- What the task requires
List every line below containing "包括完成情况和偏离原因等".
►
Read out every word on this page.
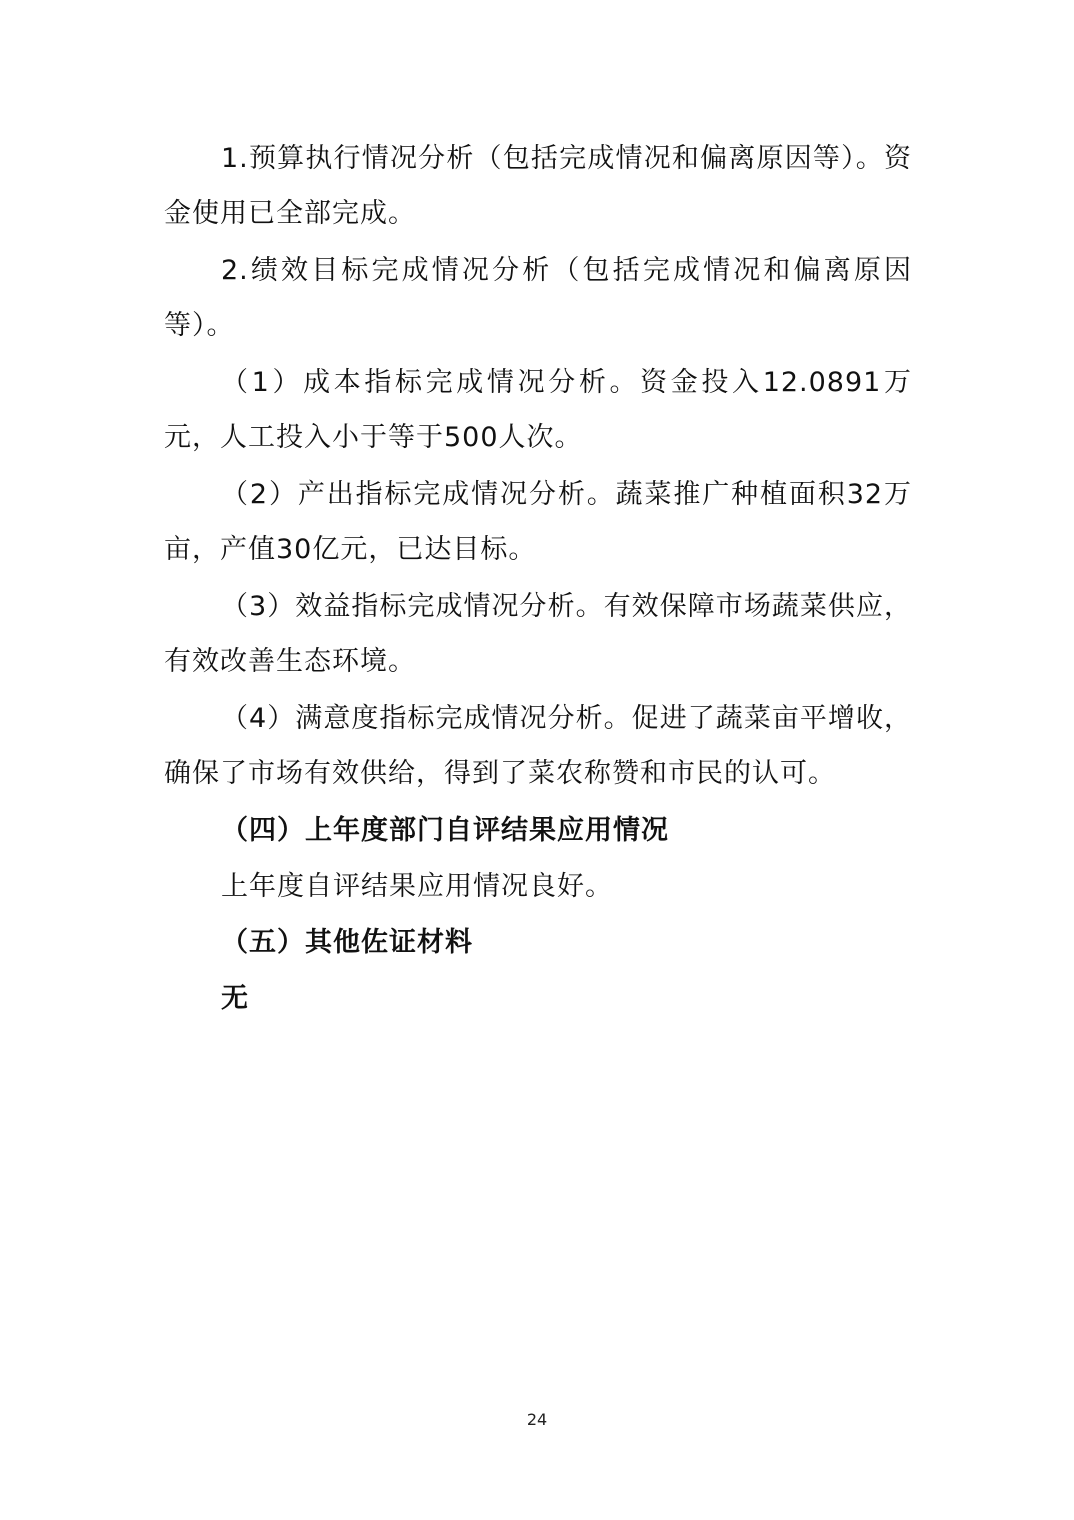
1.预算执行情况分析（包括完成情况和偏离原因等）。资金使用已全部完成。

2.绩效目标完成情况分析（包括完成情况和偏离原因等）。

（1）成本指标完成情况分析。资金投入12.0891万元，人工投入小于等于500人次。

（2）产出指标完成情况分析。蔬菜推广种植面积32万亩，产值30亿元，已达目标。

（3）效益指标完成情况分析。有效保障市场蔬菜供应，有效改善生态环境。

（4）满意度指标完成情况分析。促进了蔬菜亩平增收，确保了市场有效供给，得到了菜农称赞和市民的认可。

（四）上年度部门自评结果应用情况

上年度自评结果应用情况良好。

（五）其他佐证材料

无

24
◄
►
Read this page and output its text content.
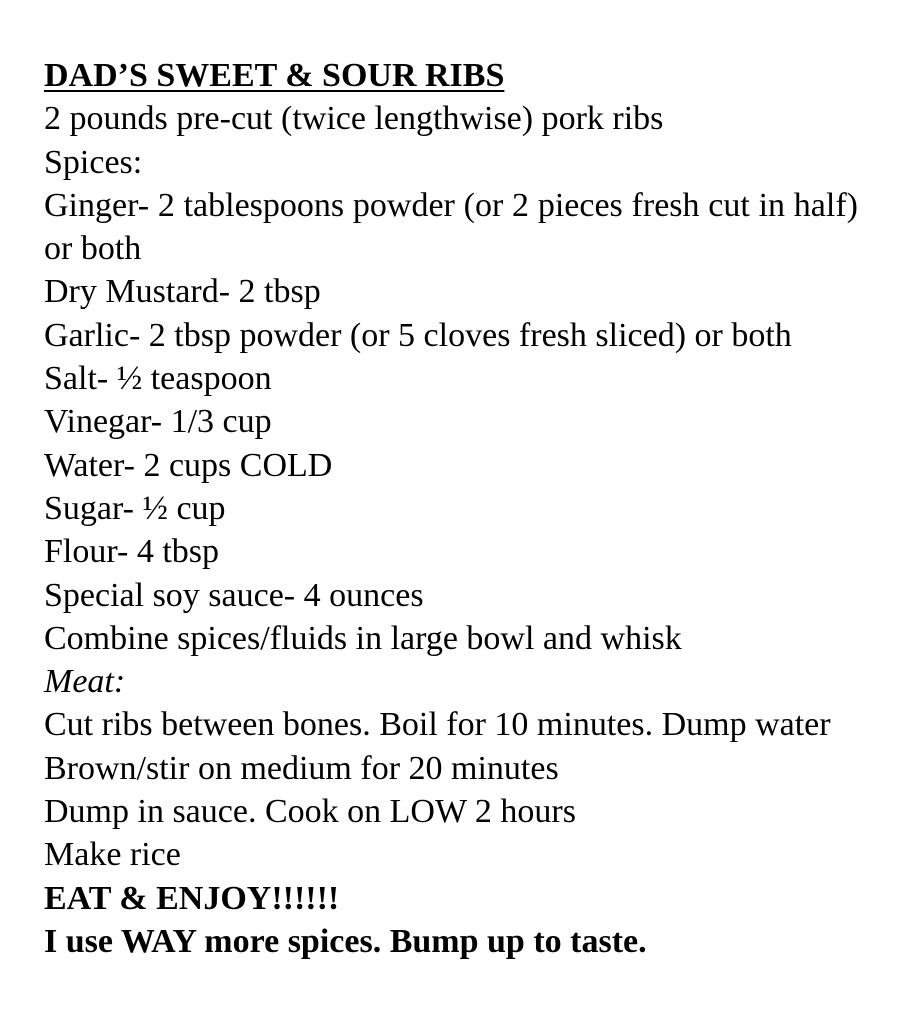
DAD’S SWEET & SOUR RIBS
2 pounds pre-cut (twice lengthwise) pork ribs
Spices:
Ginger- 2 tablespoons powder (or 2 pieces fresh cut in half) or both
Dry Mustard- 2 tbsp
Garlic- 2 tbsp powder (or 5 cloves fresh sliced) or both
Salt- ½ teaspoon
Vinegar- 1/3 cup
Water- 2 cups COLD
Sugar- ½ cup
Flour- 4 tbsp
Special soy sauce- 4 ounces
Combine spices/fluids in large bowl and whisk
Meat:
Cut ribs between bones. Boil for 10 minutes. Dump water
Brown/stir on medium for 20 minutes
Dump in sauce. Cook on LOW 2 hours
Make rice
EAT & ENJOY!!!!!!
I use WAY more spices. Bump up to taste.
◄
- Solution to the problem
1.预算执行情况分析（包括完成情况和偏离原因等）。资金使用已全部完成。
2.绩效目标完成情况分析（包括完成情况和偏离原因等）。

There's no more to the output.